#### AVAILABLE DATA
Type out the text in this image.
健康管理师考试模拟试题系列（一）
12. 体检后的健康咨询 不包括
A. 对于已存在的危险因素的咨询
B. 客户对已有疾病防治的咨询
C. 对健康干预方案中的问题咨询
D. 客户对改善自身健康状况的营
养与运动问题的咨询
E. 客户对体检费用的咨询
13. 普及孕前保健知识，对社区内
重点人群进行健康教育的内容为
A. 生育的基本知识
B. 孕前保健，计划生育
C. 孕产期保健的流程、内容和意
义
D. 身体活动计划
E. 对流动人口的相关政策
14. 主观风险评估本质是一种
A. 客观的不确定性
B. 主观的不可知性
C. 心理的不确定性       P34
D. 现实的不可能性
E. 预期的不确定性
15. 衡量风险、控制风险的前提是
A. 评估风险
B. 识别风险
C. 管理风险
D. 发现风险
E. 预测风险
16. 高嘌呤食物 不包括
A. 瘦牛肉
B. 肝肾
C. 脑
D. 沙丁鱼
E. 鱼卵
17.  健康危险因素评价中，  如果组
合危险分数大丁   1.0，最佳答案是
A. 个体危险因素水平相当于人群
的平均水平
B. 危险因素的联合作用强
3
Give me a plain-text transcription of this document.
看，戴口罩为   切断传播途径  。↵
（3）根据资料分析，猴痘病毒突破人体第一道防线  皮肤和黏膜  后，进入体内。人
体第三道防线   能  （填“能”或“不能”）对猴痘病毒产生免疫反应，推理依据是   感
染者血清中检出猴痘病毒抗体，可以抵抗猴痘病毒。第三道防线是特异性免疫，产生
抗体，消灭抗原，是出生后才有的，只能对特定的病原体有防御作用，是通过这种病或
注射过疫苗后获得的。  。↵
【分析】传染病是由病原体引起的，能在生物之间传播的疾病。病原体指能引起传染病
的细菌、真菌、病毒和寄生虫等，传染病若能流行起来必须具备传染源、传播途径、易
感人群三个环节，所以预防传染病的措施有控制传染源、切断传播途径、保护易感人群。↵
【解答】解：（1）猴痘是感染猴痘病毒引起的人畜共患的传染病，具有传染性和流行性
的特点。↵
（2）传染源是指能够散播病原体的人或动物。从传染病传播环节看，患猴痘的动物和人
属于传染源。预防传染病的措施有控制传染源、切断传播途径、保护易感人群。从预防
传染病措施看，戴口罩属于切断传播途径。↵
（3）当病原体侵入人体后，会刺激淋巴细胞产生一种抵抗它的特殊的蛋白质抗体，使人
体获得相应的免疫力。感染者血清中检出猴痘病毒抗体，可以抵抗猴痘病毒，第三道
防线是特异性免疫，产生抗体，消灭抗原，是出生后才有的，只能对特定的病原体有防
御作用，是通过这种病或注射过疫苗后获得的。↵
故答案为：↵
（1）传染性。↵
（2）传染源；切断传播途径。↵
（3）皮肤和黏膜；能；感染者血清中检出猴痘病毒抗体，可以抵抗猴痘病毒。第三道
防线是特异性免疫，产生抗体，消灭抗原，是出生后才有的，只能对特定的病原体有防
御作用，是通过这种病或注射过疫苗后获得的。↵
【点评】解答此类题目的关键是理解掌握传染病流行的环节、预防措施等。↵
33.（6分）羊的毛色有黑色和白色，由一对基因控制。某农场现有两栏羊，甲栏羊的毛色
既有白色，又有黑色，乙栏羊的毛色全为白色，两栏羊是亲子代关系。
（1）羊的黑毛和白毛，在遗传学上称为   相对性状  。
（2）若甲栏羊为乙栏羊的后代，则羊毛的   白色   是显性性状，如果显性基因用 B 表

#### WRITTEN REQUEST
Each record above should be returned exactly as it appears.

#### SOLUTION BELOW
Type out the text in this image.
健康管理师考试模拟试题系列（一）
12. 体检后的健康咨询 不包括
A. 对于已存在的危险因素的咨询
B. 客户对已有疾病防治的咨询
C. 对健康干预方案中的问题咨询
D. 客户对改善自身健康状况的营
养与运动问题的咨询
E. 客户对体检费用的咨询
13. 普及孕前保健知识，对社区内
重点人群进行健康教育的内容为
A. 生育的基本知识
B. 孕前保健，计划生育
C. 孕产期保健的流程、内容和意
义
D. 身体活动计划
E. 对流动人口的相关政策
14. 主观风险评估本质是一种
A. 客观的不确定性
B. 主观的不可知性
C. 心理的不确定性       P34
D. 现实的不可能性
E. 预期的不确定性
15. 衡量风险、控制风险的前提是
A. 评估风险
B. 识别风险
C. 管理风险
D. 发现风险
E. 预测风险
16. 高嘌呤食物 不包括
A. 瘦牛肉
B. 肝肾
C. 脑
D. 沙丁鱼
E. 鱼卵
17.  健康危险因素评价中，  如果组
合危险分数大丁   1.0，最佳答案是
A. 个体危险因素水平相当于人群
的平均水平
B. 危险因素的联合作用强
3
Give me a plain-text transcription of this document.
看，戴口罩为   切断传播途径  。↵
（3）根据资料分析，猴痘病毒突破人体第一道防线  皮肤和黏膜  后，进入体内。人
体第三道防线   能  （填“能”或“不能”）对猴痘病毒产生免疫反应，推理依据是   感
染者血清中检出猴痘病毒抗体，可以抵抗猴痘病毒。第三道防线是特异性免疫，产生
抗体，消灭抗原，是出生后才有的，只能对特定的病原体有防御作用，是通过这种病或
注射过疫苗后获得的。  。↵
【分析】传染病是由病原体引起的，能在生物之间传播的疾病。病原体指能引起传染病
的细菌、真菌、病毒和寄生虫等，传染病若能流行起来必须具备传染源、传播途径、易
感人群三个环节，所以预防传染病的措施有控制传染源、切断传播途径、保护易感人群。↵
【解答】解：（1）猴痘是感染猴痘病毒引起的人畜共患的传染病，具有传染性和流行性
的特点。↵
（2）传染源是指能够散播病原体的人或动物。从传染病传播环节看，患猴痘的动物和人
属于传染源。预防传染病的措施有控制传染源、切断传播途径、保护易感人群。从预防
传染病措施看，戴口罩属于切断传播途径。↵
（3）当病原体侵入人体后，会刺激淋巴细胞产生一种抵抗它的特殊的蛋白质抗体，使人
体获得相应的免疫力。感染者血清中检出猴痘病毒抗体，可以抵抗猴痘病毒，第三道
防线是特异性免疫，产生抗体，消灭抗原，是出生后才有的，只能对特定的病原体有防
御作用，是通过这种病或注射过疫苗后获得的。↵
故答案为：↵
（1）传染性。↵
（2）传染源；切断传播途径。↵
（3）皮肤和黏膜；能；感染者血清中检出猴痘病毒抗体，可以抵抗猴痘病毒。第三道
防线是特异性免疫，产生抗体，消灭抗原，是出生后才有的，只能对特定的病原体有防
御作用，是通过这种病或注射过疫苗后获得的。↵
【点评】解答此类题目的关键是理解掌握传染病流行的环节、预防措施等。↵
33.（6分）羊的毛色有黑色和白色，由一对基因控制。某农场现有两栏羊，甲栏羊的毛色
既有白色，又有黑色，乙栏羊的毛色全为白色，两栏羊是亲子代关系。
（1）羊的黑毛和白毛，在遗传学上称为   相对性状  。
（2）若甲栏羊为乙栏羊的后代，则羊毛的   白色   是显性性状，如果显性基因用 B 表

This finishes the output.